Stored data:
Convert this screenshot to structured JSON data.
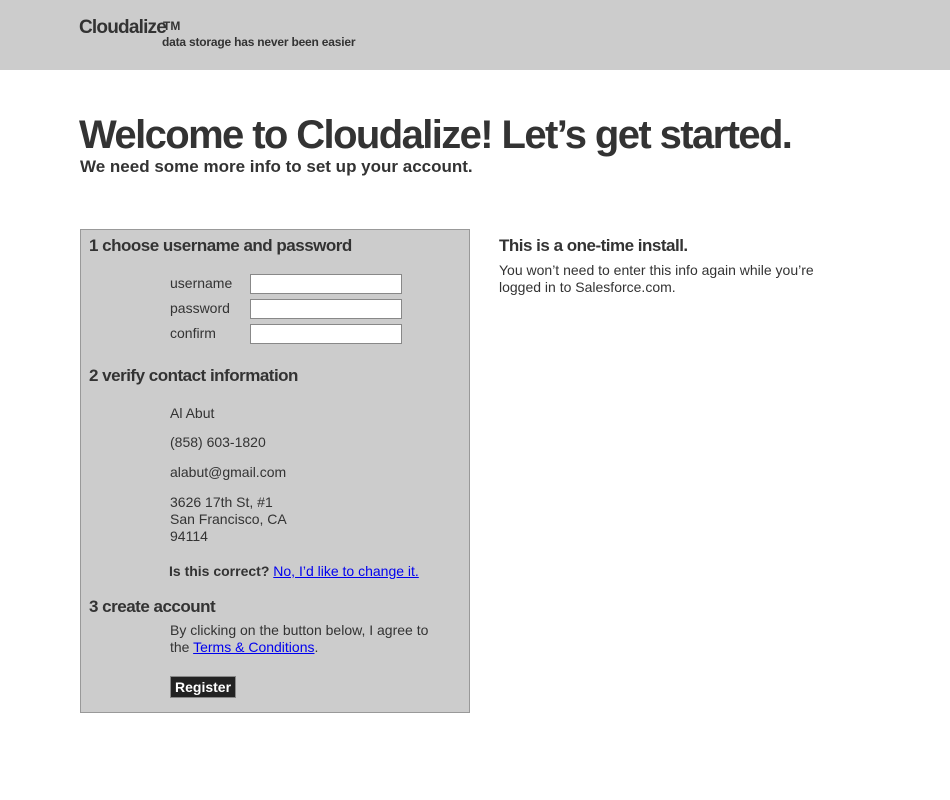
{
  "header": {
    "brand": "Cloudalize",
    "trademark": "TM",
    "tagline": "data storage has never been easier"
  },
  "intro": {
    "title": "Welcome to Cloudalize! Let’s get started.",
    "subtitle": "We need some more info to set up your account."
  },
  "form": {
    "step1": {
      "heading": "1 choose username and password",
      "fields": [
        {
          "label": "username",
          "value": "",
          "placeholder": ""
        },
        {
          "label": "password",
          "value": "",
          "placeholder": ""
        },
        {
          "label": "confirm",
          "value": "",
          "placeholder": ""
        }
      ]
    },
    "step2": {
      "heading": "2 verify contact information",
      "name": "Al Abut",
      "phone": "(858) 603-1820",
      "email": "alabut@gmail.com",
      "address_line1": "3626 17th St, #1",
      "address_line2": "San Francisco, CA",
      "address_line3": "94114",
      "confirm_question": "Is this correct?",
      "change_link": "No, I’d like to change it."
    },
    "step3": {
      "heading": "3 create account",
      "agree_text_before": "By clicking on the button below, I agree to the ",
      "terms_link": "Terms & Conditions",
      "agree_text_after": ".",
      "register_label": "Register"
    }
  },
  "sidebar": {
    "heading": "This is a one-time install.",
    "text": "You won’t need to enter this info again while you’re logged in to Salesforce.com."
  }
}
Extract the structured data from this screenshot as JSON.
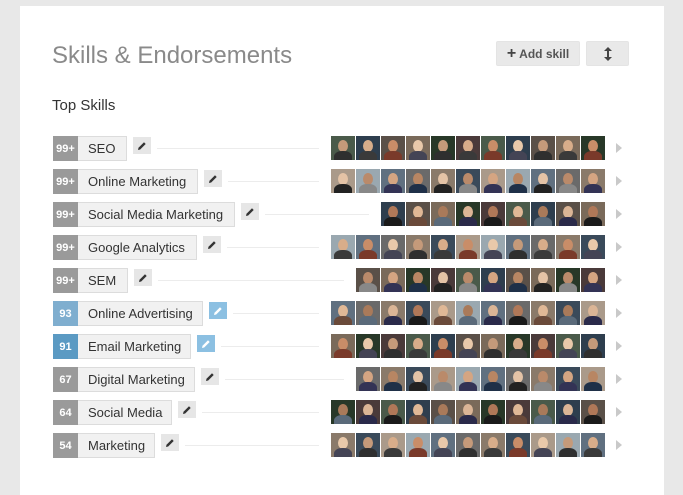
{
  "header": {
    "title": "Skills & Endorsements",
    "add_skill_label": "Add skill",
    "add_icon": "plus-icon",
    "sort_icon": "up-down-arrows-icon"
  },
  "section": {
    "title": "Top Skills"
  },
  "colors": {
    "count_gray": "#9a9a9a",
    "count_blue": "#5b9ac3",
    "edit_blue": "#8cc0e2",
    "pill_bg": "#f1f1f1"
  },
  "skills": [
    {
      "count": "99+",
      "name": "SEO",
      "faces": 11,
      "highlight": false
    },
    {
      "count": "99+",
      "name": "Online Marketing",
      "faces": 11,
      "highlight": false
    },
    {
      "count": "99+",
      "name": "Social Media Marketing",
      "faces": 9,
      "highlight": false
    },
    {
      "count": "99+",
      "name": "Google Analytics",
      "faces": 11,
      "highlight": false
    },
    {
      "count": "99+",
      "name": "SEM",
      "faces": 10,
      "highlight": false
    },
    {
      "count": "93",
      "name": "Online Advertising",
      "faces": 11,
      "highlight": true
    },
    {
      "count": "91",
      "name": "Email Marketing",
      "faces": 11,
      "highlight": true
    },
    {
      "count": "67",
      "name": "Digital Marketing",
      "faces": 10,
      "highlight": false
    },
    {
      "count": "64",
      "name": "Social Media",
      "faces": 11,
      "highlight": false
    },
    {
      "count": "54",
      "name": "Marketing",
      "faces": 11,
      "highlight": false
    }
  ],
  "footer": {
    "partial_text": ""
  }
}
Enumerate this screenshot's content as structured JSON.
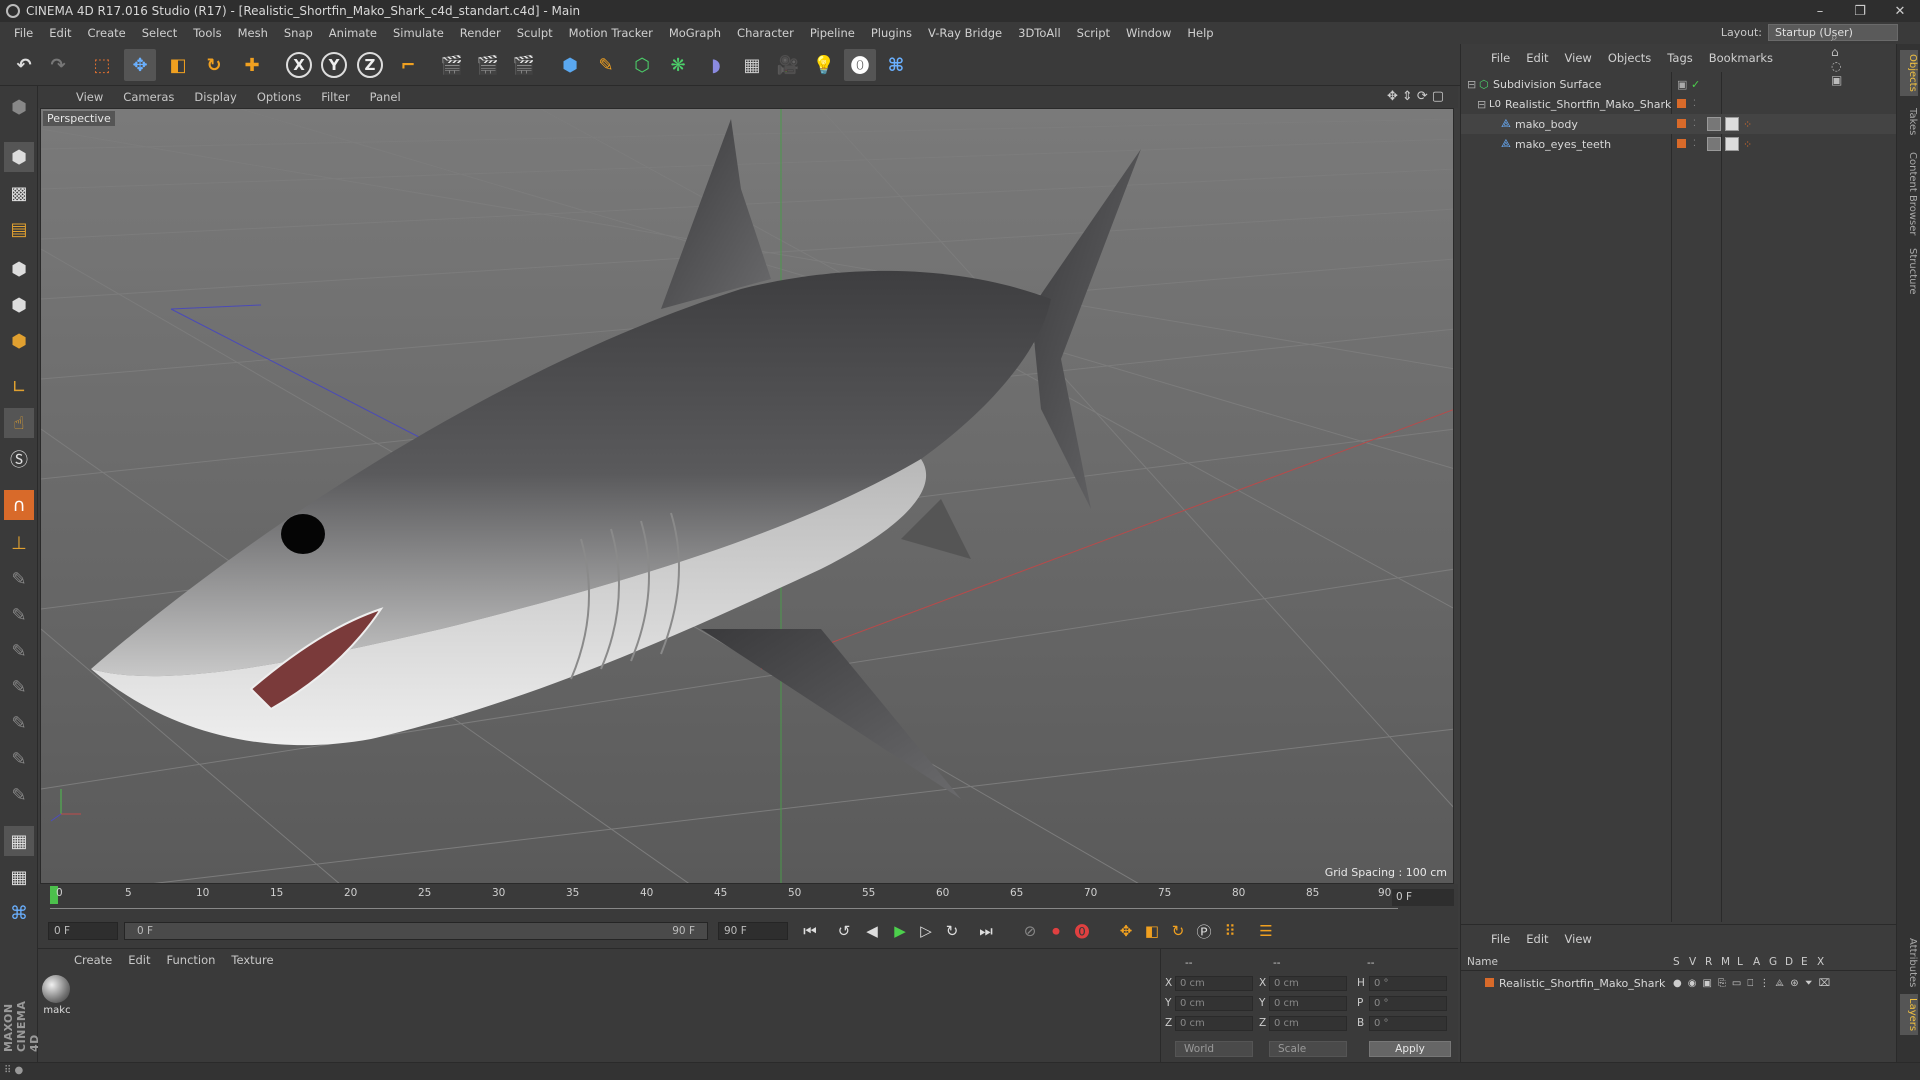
{
  "window": {
    "title": "CINEMA 4D R17.016 Studio (R17) - [Realistic_Shortfin_Mako_Shark_c4d_standart.c4d] - Main",
    "minimize": "–",
    "restore": "❐",
    "close": "✕"
  },
  "menu": [
    "File",
    "Edit",
    "Create",
    "Select",
    "Tools",
    "Mesh",
    "Snap",
    "Animate",
    "Simulate",
    "Render",
    "Sculpt",
    "Motion Tracker",
    "MoGraph",
    "Character",
    "Pipeline",
    "Plugins",
    "V-Ray Bridge",
    "3DToAll",
    "Script",
    "Window",
    "Help"
  ],
  "layout": {
    "label": "Layout:",
    "value": "Startup (User)"
  },
  "toolbar": {
    "x_label": "X",
    "y_label": "Y",
    "z_label": "Z"
  },
  "viewport": {
    "menu": [
      "View",
      "Cameras",
      "Display",
      "Options",
      "Filter",
      "Panel"
    ],
    "label": "Perspective",
    "grid_spacing": "Grid Spacing : 100 cm"
  },
  "timeline": {
    "ticks": [
      "0",
      "5",
      "10",
      "15",
      "20",
      "25",
      "30",
      "35",
      "40",
      "45",
      "50",
      "55",
      "60",
      "65",
      "70",
      "75",
      "80",
      "85",
      "90"
    ],
    "current_frame": "0 F"
  },
  "transport": {
    "start_field": "0 F",
    "range_start": "0 F",
    "range_end": "90 F",
    "end_field": "90 F"
  },
  "material_panel": {
    "menu": [
      "Create",
      "Edit",
      "Function",
      "Texture"
    ],
    "material_name": "makc"
  },
  "coordinates": {
    "header_a": "--",
    "header_b": "--",
    "header_c": "--",
    "rows": [
      {
        "a": "X",
        "av": "0 cm",
        "b": "X",
        "bv": "0 cm",
        "c": "H",
        "cv": "0 °"
      },
      {
        "a": "Y",
        "av": "0 cm",
        "b": "Y",
        "bv": "0 cm",
        "c": "P",
        "cv": "0 °"
      },
      {
        "a": "Z",
        "av": "0 cm",
        "b": "Z",
        "bv": "0 cm",
        "c": "B",
        "cv": "0 °"
      }
    ],
    "mode_world": "World",
    "mode_scale": "Scale",
    "apply": "Apply"
  },
  "objects": {
    "menu": [
      "File",
      "Edit",
      "View",
      "Objects",
      "Tags",
      "Bookmarks"
    ],
    "items": [
      {
        "name": "Subdivision Surface",
        "indent": 0
      },
      {
        "name": "Realistic_Shortfin_Mako_Shark",
        "indent": 1
      },
      {
        "name": "mako_body",
        "indent": 2
      },
      {
        "name": "mako_eyes_teeth",
        "indent": 2
      }
    ]
  },
  "layers": {
    "menu": [
      "File",
      "Edit",
      "View"
    ],
    "col_name": "Name",
    "cols": [
      "S",
      "V",
      "R",
      "M",
      "L",
      "A",
      "G",
      "D",
      "E",
      "X"
    ],
    "row": "Realistic_Shortfin_Mako_Shark"
  },
  "side_tabs": [
    "Objects",
    "Takes",
    "Content Browser",
    "Structure",
    "Attributes",
    "Layers"
  ],
  "branding": "MAXON CINEMA 4D",
  "colors": {
    "accent_orange": "#d86a2a",
    "viewport_bg": "#646464",
    "panel_bg": "#3c3c3c"
  }
}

> _EXERCISE OBJECTIVE_
Reproduce the full material exactly, excluding the pictures.

> _ANSWER TO THIS EXERCISE_
Convert this screenshot to structured JSON data.
{
  "header": {
    "brand": "Cloudalize",
    "trademark": "TM",
    "tagline": "data storage has never been easier"
  },
  "intro": {
    "title": "Welcome to Cloudalize! Let’s get started.",
    "subtitle": "We need some more info to set up your account."
  },
  "form": {
    "step1": {
      "heading": "1 choose username and password",
      "fields": [
        {
          "label": "username",
          "value": "",
          "placeholder": ""
        },
        {
          "label": "password",
          "value": "",
          "placeholder": ""
        },
        {
          "label": "confirm",
          "value": "",
          "placeholder": ""
        }
      ]
    },
    "step2": {
      "heading": "2 verify contact information",
      "name": "Al Abut",
      "phone": "(858) 603-1820",
      "email": "alabut@gmail.com",
      "address_line1": "3626 17th St, #1",
      "address_line2": "San Francisco, CA",
      "address_line3": "94114",
      "confirm_question": "Is this correct?",
      "change_link": "No, I’d like to change it."
    },
    "step3": {
      "heading": "3 create account",
      "agree_text_before": "By clicking on the button below, I agree to the ",
      "terms_link": "Terms & Conditions",
      "agree_text_after": ".",
      "register_label": "Register"
    }
  },
  "sidebar": {
    "heading": "This is a one-time install.",
    "text": "You won’t need to enter this info again while you’re logged in to Salesforce.com."
  }
}
Extract the structured data from this screenshot as JSON.
{
  "header": {
    "title": "Skills & Endorsements",
    "add_skill_label": "Add skill",
    "add_icon": "plus-icon",
    "sort_icon": "up-down-arrows-icon"
  },
  "section": {
    "title": "Top Skills"
  },
  "colors": {
    "count_gray": "#9a9a9a",
    "count_blue": "#5b9ac3",
    "edit_blue": "#8cc0e2",
    "pill_bg": "#f1f1f1"
  },
  "skills": [
    {
      "count": "99+",
      "name": "SEO",
      "faces": 11,
      "highlight": false
    },
    {
      "count": "99+",
      "name": "Online Marketing",
      "faces": 11,
      "highlight": false
    },
    {
      "count": "99+",
      "name": "Social Media Marketing",
      "faces": 9,
      "highlight": false
    },
    {
      "count": "99+",
      "name": "Google Analytics",
      "faces": 11,
      "highlight": false
    },
    {
      "count": "99+",
      "name": "SEM",
      "faces": 10,
      "highlight": false
    },
    {
      "count": "93",
      "name": "Online Advertising",
      "faces": 11,
      "highlight": true
    },
    {
      "count": "91",
      "name": "Email Marketing",
      "faces": 11,
      "highlight": true
    },
    {
      "count": "67",
      "name": "Digital Marketing",
      "faces": 10,
      "highlight": false
    },
    {
      "count": "64",
      "name": "Social Media",
      "faces": 11,
      "highlight": false
    },
    {
      "count": "54",
      "name": "Marketing",
      "faces": 11,
      "highlight": false
    }
  ],
  "footer": {
    "partial_text": ""
  }
}
Enumerate this screenshot's content as structured JSON.
{
  "window": {
    "title": "CINEMA 4D R17.016 Studio (R17) - [Realistic_Shortfin_Mako_Shark_c4d_standart.c4d] - Main",
    "minimize": "–",
    "restore": "❐",
    "close": "✕"
  },
  "menu": [
    "File",
    "Edit",
    "Create",
    "Select",
    "Tools",
    "Mesh",
    "Snap",
    "Animate",
    "Simulate",
    "Render",
    "Sculpt",
    "Motion Tracker",
    "MoGraph",
    "Character",
    "Pipeline",
    "Plugins",
    "V-Ray Bridge",
    "3DToAll",
    "Script",
    "Window",
    "Help"
  ],
  "layout": {
    "label": "Layout:",
    "value": "Startup (User)"
  },
  "toolbar": {
    "x_label": "X",
    "y_label": "Y",
    "z_label": "Z"
  },
  "viewport": {
    "menu": [
      "View",
      "Cameras",
      "Display",
      "Options",
      "Filter",
      "Panel"
    ],
    "label": "Perspective",
    "grid_spacing": "Grid Spacing : 100 cm"
  },
  "timeline": {
    "ticks": [
      "0",
      "5",
      "10",
      "15",
      "20",
      "25",
      "30",
      "35",
      "40",
      "45",
      "50",
      "55",
      "60",
      "65",
      "70",
      "75",
      "80",
      "85",
      "90"
    ],
    "current_frame": "0 F"
  },
  "transport": {
    "start_field": "0 F",
    "range_start": "0 F",
    "range_end": "90 F",
    "end_field": "90 F"
  },
  "material_panel": {
    "menu": [
      "Create",
      "Edit",
      "Function",
      "Texture"
    ],
    "material_name": "makc"
  },
  "coordinates": {
    "header_a": "--",
    "header_b": "--",
    "header_c": "--",
    "rows": [
      {
        "a": "X",
        "av": "0 cm",
        "b": "X",
        "bv": "0 cm",
        "c": "H",
        "cv": "0 °"
      },
      {
        "a": "Y",
        "av": "0 cm",
        "b": "Y",
        "bv": "0 cm",
        "c": "P",
        "cv": "0 °"
      },
      {
        "a": "Z",
        "av": "0 cm",
        "b": "Z",
        "bv": "0 cm",
        "c": "B",
        "cv": "0 °"
      }
    ],
    "mode_world": "World",
    "mode_scale": "Scale",
    "apply": "Apply"
  },
  "objects": {
    "menu": [
      "File",
      "Edit",
      "View",
      "Objects",
      "Tags",
      "Bookmarks"
    ],
    "items": [
      {
        "name": "Subdivision Surface",
        "indent": 0
      },
      {
        "name": "Realistic_Shortfin_Mako_Shark",
        "indent": 1
      },
      {
        "name": "mako_body",
        "indent": 2
      },
      {
        "name": "mako_eyes_teeth",
        "indent": 2
      }
    ]
  },
  "layers": {
    "menu": [
      "File",
      "Edit",
      "View"
    ],
    "col_name": "Name",
    "cols": [
      "S",
      "V",
      "R",
      "M",
      "L",
      "A",
      "G",
      "D",
      "E",
      "X"
    ],
    "row": "Realistic_Shortfin_Mako_Shark"
  },
  "side_tabs": [
    "Objects",
    "Takes",
    "Content Browser",
    "Structure",
    "Attributes",
    "Layers"
  ],
  "branding": "MAXON CINEMA 4D",
  "colors": {
    "accent_orange": "#d86a2a",
    "viewport_bg": "#646464",
    "panel_bg": "#3c3c3c"
  }
}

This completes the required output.